• GIVEN REQUEST: Pictures stay out of your copy, but everything else in the records below must be repeated exactly.

• MATERIAL FOR THIS TASK:
╭──
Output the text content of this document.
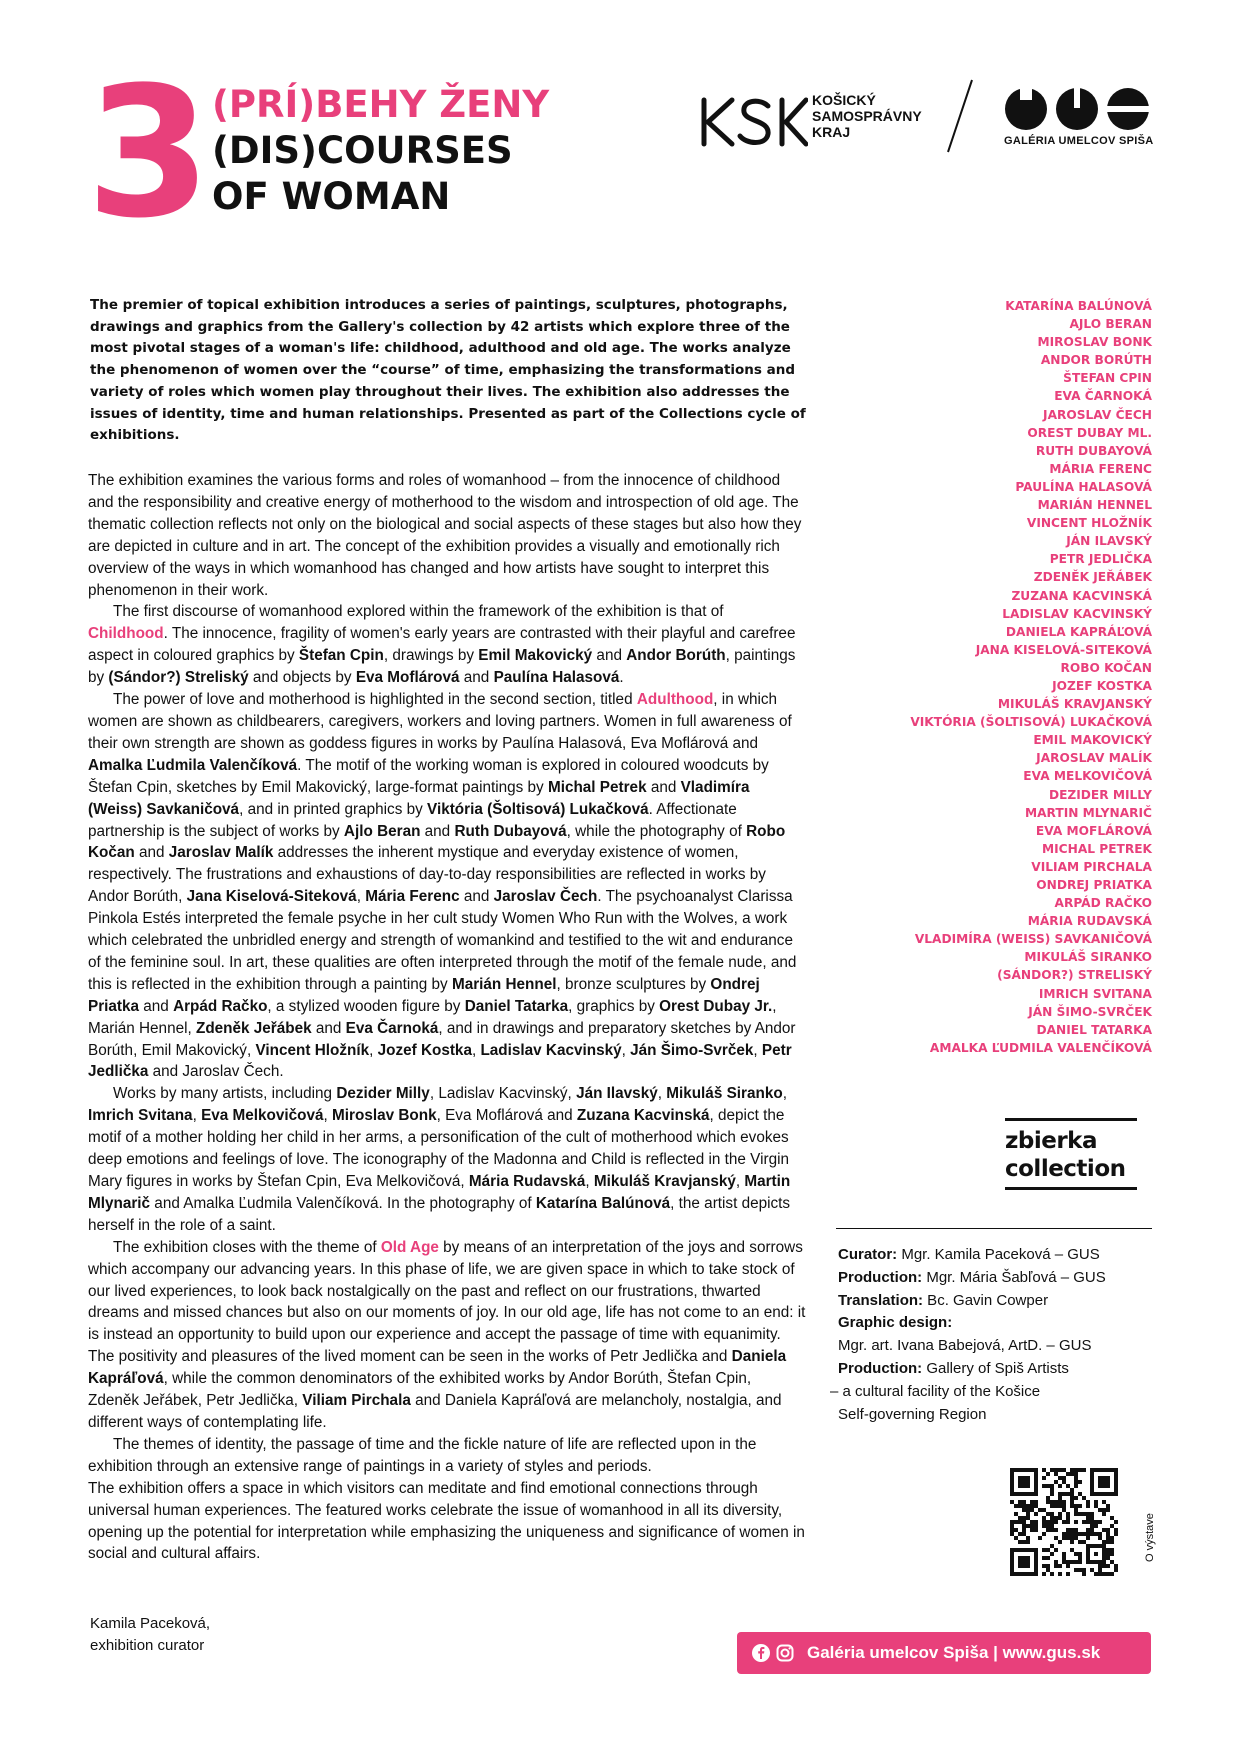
3 (PRÍ)BEHY ŽENY
(DIS)COURSES
OF WOMAN
KOŠICKÝ
SAMOSPRÁVNY
KRAJ
GALÉRIA UMELCOV SPIŠA
The premier of topical exhibition introduces a series of paintings, sculptures, photographs, drawings and graphics from the Gallery's collection by 42 artists which explore three of the most pivotal stages of a woman's life: childhood, adulthood and old age. The works analyze the phenomenon of women over the “course” of time, emphasizing the transformations and variety of roles which women play throughout their lives. The exhibition also addresses the issues of identity, time and human relationships. Presented as part of the Collections cycle of exhibitions.

The exhibition examines the various forms and roles of womanhood – from the innocence of childhood and the responsibility and creative energy of motherhood to the wisdom and introspection of old age. The thematic collection reflects not only on the biological and social aspects of these stages but also how they are depicted in culture and in art. The concept of the exhibition provides a visually and emotionally rich overview of the ways in which womanhood has changed and how artists have sought to interpret this phenomenon in their work.

The first discourse of womanhood explored within the framework of the exhibition is that of Childhood. The innocence, fragility of women's early years are contrasted with their playful and carefree aspect in coloured graphics by Štefan Cpin, drawings by Emil Makovický and Andor Borúth, paintings by (Sándor?) Streliský and objects by Eva Moflárová and Paulína Halasová.

The power of love and motherhood is highlighted in the second section, titled Adulthood, in which women are shown as childbearers, caregivers, workers and loving partners. Women in full awareness of their own strength are shown as goddess figures in works by Paulína Halasová, Eva Moflárová and Amalka Ľudmila Valenčíková. The motif of the working woman is explored in coloured woodcuts by Štefan Cpin, sketches by Emil Makovický, large-format paintings by Michal Petrek and Vladimíra (Weiss) Savkaničová, and in printed graphics by Viktória (Šoltisová) Lukačková. Affectionate partnership is the subject of works by Ajlo Beran and Ruth Dubayová, while the photography of Robo Kočan and Jaroslav Malík addresses the inherent mystique and everyday existence of women, respectively. The frustrations and exhaustions of day-to-day responsibilities are reflected in works by Andor Borúth, Jana Kiselová-Siteková, Mária Ferenc and Jaroslav Čech. The psychoanalyst Clarissa Pinkola Estés interpreted the female psyche in her cult study Women Who Run with the Wolves, a work which celebrated the unbridled energy and strength of womankind and testified to the wit and endurance of the feminine soul. In art, these qualities are often interpreted through the motif of the female nude, and this is reflected in the exhibition through a painting by Marián Hennel, bronze sculptures by Ondrej Priatka and Arpád Račko, a stylized wooden figure by Daniel Tatarka, graphics by Orest Dubay Jr., Marián Hennel, Zdeněk Jeřábek and Eva Čarnoká, and in drawings and preparatory sketches by Andor Borúth, Emil Makovický, Vincent Hložník, Jozef Kostka, Ladislav Kacvinský, Ján Šimo-Svrček, Petr Jedlička and Jaroslav Čech.

Works by many artists, including Dezider Milly, Ladislav Kacvinský, Ján Ilavský, Mikuláš Siranko, Imrich Svitana, Eva Melkovičová, Miroslav Bonk, Eva Moflárová and Zuzana Kacvinská, depict the motif of a mother holding her child in her arms, a personification of the cult of motherhood which evokes deep emotions and feelings of love. The iconography of the Madonna and Child is reflected in the Virgin Mary figures in works by Štefan Cpin, Eva Melkovičová, Mária Rudavská, Mikuláš Kravjanský, Martin Mlynarič and Amalka Ľudmila Valenčíková. In the photography of Katarína Balúnová, the artist depicts herself in the role of a saint.

The exhibition closes with the theme of Old Age by means of an interpretation of the joys and sorrows which accompany our advancing years. In this phase of life, we are given space in which to take stock of our lived experiences, to look back nostalgically on the past and reflect on our frustrations, thwarted dreams and missed chances but also on our moments of joy. In our old age, life has not come to an end: it is instead an opportunity to build upon our experience and accept the passage of time with equanimity. The positivity and pleasures of the lived moment can be seen in the works of Petr Jedlička and Daniela Kapráľová, while the common denominators of the exhibited works by Andor Borúth, Štefan Cpin, Zdeněk Jeřábek, Petr Jedlička, Viliam Pirchala and Daniela Kapráľová are melancholy, nostalgia, and different ways of contemplating life.

The themes of identity, the passage of time and the fickle nature of life are reflected upon in the exhibition through an extensive range of paintings in a variety of styles and periods.

The exhibition offers a space in which visitors can meditate and find emotional connections through universal human experiences. The featured works celebrate the issue of womanhood in all its diversity, opening up the potential for interpretation while emphasizing the uniqueness and significance of women in social and cultural affairs.

Kamila Paceková,
exhibition curator
KATARÍNA BALÚNOVÁ
AJLO BERAN
MIROSLAV BONK
ANDOR BORÚTH
ŠTEFAN CPIN
EVA ČARNOKÁ
JAROSLAV ČECH
OREST DUBAY ML.
RUTH DUBAYOVÁ
MÁRIA FERENC
PAULÍNA HALASOVÁ
MARIÁN HENNEL
VINCENT HLOŽNÍK
JÁN ILAVSKÝ
PETR JEDLIČKA
ZDENĚK JEŘÁBEK
ZUZANA KACVINSKÁ
LADISLAV KACVINSKÝ
DANIELA KAPRÁĽOVÁ
JANA KISELOVÁ-SITEKOVÁ
ROBO KOČAN
JOZEF KOSTKA
MIKULÁŠ KRAVJANSKÝ
VIKTÓRIA (ŠOLTISOVÁ) LUKAČKOVÁ
EMIL MAKOVICKÝ
JAROSLAV MALÍK
EVA MELKOVIČOVÁ
DEZIDER MILLY
MARTIN MLYNARIČ
EVA MOFLÁROVÁ
MICHAL PETREK
VILIAM PIRCHALA
ONDREJ PRIATKA
ARPÁD RAČKO
MÁRIA RUDAVSKÁ
VLADIMÍRA (WEISS) SAVKANIČOVÁ
MIKULÁŠ SIRANKO
(SÁNDOR?) STRELISKÝ
IMRICH SVITANA
JÁN ŠIMO-SVRČEK
DANIEL TATARKA
AMALKA ĽUDMILA VALENČÍKOVÁ
zbierka
collection
Curator: Mgr. Kamila Paceková – GUS
Production: Mgr. Mária Šabľová – GUS
Translation: Bc. Gavin Cowper
Graphic design:
Mgr. art. Ivana Babejová, ArtD. – GUS
Production: Gallery of Spiš Artists
– a cultural facility of the Košice
Self-governing Region
O výstave
Galéria umelcov Spiša | www.gus.sk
╰──
• OUTPUT FOR THIS TASK:
Output the text content of this document.
3 (PRÍ)BEHY ŽENY
(DIS)COURSES
OF WOMAN
KOŠICKÝ
SAMOSPRÁVNY
KRAJ
GALÉRIA UMELCOV SPIŠA
The premier of topical exhibition introduces a series of paintings, sculptures, photographs, drawings and graphics from the Gallery's collection by 42 artists which explore three of the most pivotal stages of a woman's life: childhood, adulthood and old age. The works analyze the phenomenon of women over the “course” of time, emphasizing the transformations and variety of roles which women play throughout their lives. The exhibition also addresses the issues of identity, time and human relationships. Presented as part of the Collections cycle of exhibitions.

The exhibition examines the various forms and roles of womanhood – from the innocence of childhood and the responsibility and creative energy of motherhood to the wisdom and introspection of old age. The thematic collection reflects not only on the biological and social aspects of these stages but also how they are depicted in culture and in art. The concept of the exhibition provides a visually and emotionally rich overview of the ways in which womanhood has changed and how artists have sought to interpret this phenomenon in their work.

The first discourse of womanhood explored within the framework of the exhibition is that of Childhood. The innocence, fragility of women's early years are contrasted with their playful and carefree aspect in coloured graphics by Štefan Cpin, drawings by Emil Makovický and Andor Borúth, paintings by (Sándor?) Streliský and objects by Eva Moflárová and Paulína Halasová.

The power of love and motherhood is highlighted in the second section, titled Adulthood, in which women are shown as childbearers, caregivers, workers and loving partners. Women in full awareness of their own strength are shown as goddess figures in works by Paulína Halasová, Eva Moflárová and Amalka Ľudmila Valenčíková. The motif of the working woman is explored in coloured woodcuts by Štefan Cpin, sketches by Emil Makovický, large-format paintings by Michal Petrek and Vladimíra (Weiss) Savkaničová, and in printed graphics by Viktória (Šoltisová) Lukačková. Affectionate partnership is the subject of works by Ajlo Beran and Ruth Dubayová, while the photography of Robo Kočan and Jaroslav Malík addresses the inherent mystique and everyday existence of women, respectively. The frustrations and exhaustions of day-to-day responsibilities are reflected in works by Andor Borúth, Jana Kiselová-Siteková, Mária Ferenc and Jaroslav Čech. The psychoanalyst Clarissa Pinkola Estés interpreted the female psyche in her cult study Women Who Run with the Wolves, a work which celebrated the unbridled energy and strength of womankind and testified to the wit and endurance of the feminine soul. In art, these qualities are often interpreted through the motif of the female nude, and this is reflected in the exhibition through a painting by Marián Hennel, bronze sculptures by Ondrej Priatka and Arpád Račko, a stylized wooden figure by Daniel Tatarka, graphics by Orest Dubay Jr., Marián Hennel, Zdeněk Jeřábek and Eva Čarnoká, and in drawings and preparatory sketches by Andor Borúth, Emil Makovický, Vincent Hložník, Jozef Kostka, Ladislav Kacvinský, Ján Šimo-Svrček, Petr Jedlička and Jaroslav Čech.

Works by many artists, including Dezider Milly, Ladislav Kacvinský, Ján Ilavský, Mikuláš Siranko, Imrich Svitana, Eva Melkovičová, Miroslav Bonk, Eva Moflárová and Zuzana Kacvinská, depict the motif of a mother holding her child in her arms, a personification of the cult of motherhood which evokes deep emotions and feelings of love. The iconography of the Madonna and Child is reflected in the Virgin Mary figures in works by Štefan Cpin, Eva Melkovičová, Mária Rudavská, Mikuláš Kravjanský, Martin Mlynarič and Amalka Ľudmila Valenčíková. In the photography of Katarína Balúnová, the artist depicts herself in the role of a saint.

The exhibition closes with the theme of Old Age by means of an interpretation of the joys and sorrows which accompany our advancing years. In this phase of life, we are given space in which to take stock of our lived experiences, to look back nostalgically on the past and reflect on our frustrations, thwarted dreams and missed chances but also on our moments of joy. In our old age, life has not come to an end: it is instead an opportunity to build upon our experience and accept the passage of time with equanimity. The positivity and pleasures of the lived moment can be seen in the works of Petr Jedlička and Daniela Kapráľová, while the common denominators of the exhibited works by Andor Borúth, Štefan Cpin, Zdeněk Jeřábek, Petr Jedlička, Viliam Pirchala and Daniela Kapráľová are melancholy, nostalgia, and different ways of contemplating life.

The themes of identity, the passage of time and the fickle nature of life are reflected upon in the exhibition through an extensive range of paintings in a variety of styles and periods.

The exhibition offers a space in which visitors can meditate and find emotional connections through universal human experiences. The featured works celebrate the issue of womanhood in all its diversity, opening up the potential for interpretation while emphasizing the uniqueness and significance of women in social and cultural affairs.

Kamila Paceková,
exhibition curator
KATARÍNA BALÚNOVÁ
AJLO BERAN
MIROSLAV BONK
ANDOR BORÚTH
ŠTEFAN CPIN
EVA ČARNOKÁ
JAROSLAV ČECH
OREST DUBAY ML.
RUTH DUBAYOVÁ
MÁRIA FERENC
PAULÍNA HALASOVÁ
MARIÁN HENNEL
VINCENT HLOŽNÍK
JÁN ILAVSKÝ
PETR JEDLIČKA
ZDENĚK JEŘÁBEK
ZUZANA KACVINSKÁ
LADISLAV KACVINSKÝ
DANIELA KAPRÁĽOVÁ
JANA KISELOVÁ-SITEKOVÁ
ROBO KOČAN
JOZEF KOSTKA
MIKULÁŠ KRAVJANSKÝ
VIKTÓRIA (ŠOLTISOVÁ) LUKAČKOVÁ
EMIL MAKOVICKÝ
JAROSLAV MALÍK
EVA MELKOVIČOVÁ
DEZIDER MILLY
MARTIN MLYNARIČ
EVA MOFLÁROVÁ
MICHAL PETREK
VILIAM PIRCHALA
ONDREJ PRIATKA
ARPÁD RAČKO
MÁRIA RUDAVSKÁ
VLADIMÍRA (WEISS) SAVKANIČOVÁ
MIKULÁŠ SIRANKO
(SÁNDOR?) STRELISKÝ
IMRICH SVITANA
JÁN ŠIMO-SVRČEK
DANIEL TATARKA
AMALKA ĽUDMILA VALENČÍKOVÁ
zbierka
collection
Curator: Mgr. Kamila Paceková – GUS
Production: Mgr. Mária Šabľová – GUS
Translation: Bc. Gavin Cowper
Graphic design:
Mgr. art. Ivana Babejová, ArtD. – GUS
Production: Gallery of Spiš Artists
– a cultural facility of the Košice
Self-governing Region
O výstave
Galéria umelcov Spiša | www.gus.sk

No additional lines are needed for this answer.